_Data listing_
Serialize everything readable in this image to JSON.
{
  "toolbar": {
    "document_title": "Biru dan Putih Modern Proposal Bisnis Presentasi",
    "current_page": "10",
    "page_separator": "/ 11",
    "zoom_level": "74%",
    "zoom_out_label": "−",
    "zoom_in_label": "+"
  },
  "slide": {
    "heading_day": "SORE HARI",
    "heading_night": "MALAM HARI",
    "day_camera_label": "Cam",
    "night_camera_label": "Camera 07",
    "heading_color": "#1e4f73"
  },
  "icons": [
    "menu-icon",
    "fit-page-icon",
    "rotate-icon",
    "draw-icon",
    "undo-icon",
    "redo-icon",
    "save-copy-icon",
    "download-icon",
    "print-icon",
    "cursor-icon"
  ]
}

_Directive_
Copy each line that holds the word "HARI".

_Task result_
    "heading_day": "SORE HARI",
    "heading_night": "MALAM HARI",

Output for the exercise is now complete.